# Passage provided:
==================================================
On October 7, 2004, the victim and several law enforcement officials took 15 to 20 minutes to walk the path taken by the victim during the crime.

*779 Defendant’s Interview with Police

On the day of the incident, the victim reviewed a photographic lineup and identified defendant as her assailant. When Detectives Alvarado and Bailey interviewed defendant after his arrest, he told them he slapped and punched the victim a couple of times because she “was real mean” to his son and disrespected him by telling him to “fuck off and shit.” When the victim started screaming, he took her “up into the woods . . . and then slamm[ed] her down,” took one shoe and sock off her and put the sock in her mouth to quiet her. Although defendant claimed he did not remember what happened next, he ultimately said he “apparently . . . choked” the victim. Before leaving the area, he threw branches and leaves on top of her. He believed he may have killed the victim.
==================================================
Data listing

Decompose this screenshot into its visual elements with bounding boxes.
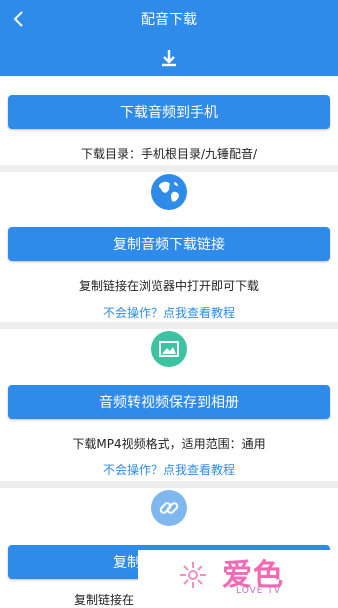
watermark: 爱色 LOVE TV <box>138 550 338 600</box>
section-divider <box>0 322 338 329</box>
image-icon <box>151 331 187 367</box>
back-button[interactable] <box>6 6 32 32</box>
page-title: 配音下载 <box>141 12 197 28</box>
link-icon <box>151 490 187 526</box>
download-icon <box>151 40 187 76</box>
tutorial-link[interactable]: 不会操作？点我查看教程 <box>0 461 338 478</box>
chevron-left-icon <box>13 11 23 27</box>
download-audio-button[interactable]: 下载音频到手机 <box>8 95 330 129</box>
section-divider <box>0 165 338 172</box>
watermark-subtitle: LOVE TV <box>236 586 281 596</box>
audio-to-video-button[interactable]: 音频转视频保存到相册 <box>8 385 330 419</box>
video-format-text: 下载MP4视频格式，适用范围：通用 <box>72 437 266 451</box>
section-divider <box>0 481 338 488</box>
download-directory-text: 下载目录：手机根目录/九锤配音/ <box>80 147 258 161</box>
flower-logo-icon <box>180 562 206 588</box>
top-bar: 配音下载 <box>0 0 338 38</box>
globe-icon <box>151 174 187 210</box>
copy-link-hint: 复制链接在浏览器中打开即可下载 <box>78 279 259 293</box>
copy-audio-link-button[interactable]: 复制音频下载链接 <box>8 227 330 261</box>
tutorial-link[interactable]: 不会操作？点我查看教程 <box>0 304 338 321</box>
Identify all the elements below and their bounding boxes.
==================================================
# Direction:
Copy the case passage word for word from "On the day of" to "killed the victim.". The data listing has no connection to the case passage.

# The reply:
On the day of the incident, the victim reviewed a photographic lineup and identified defendant as her assailant. When Detectives Alvarado and Bailey interviewed defendant after his arrest, he told them he slapped and punched the victim a couple of times because she “was real mean” to his son and disrespected him by telling him to “fuck off and shit.” When the victim started screaming, he took her “up into the woods . . . and then slamm[ed] her down,” took one shoe and sock off her and put the sock in her mouth to quiet her. Although defendant claimed he did not remember what happened next, he ultimately said he “apparently . . . choked” the victim. Before leaving the area, he threw branches and leaves on top of her. He believed he may have killed the victim.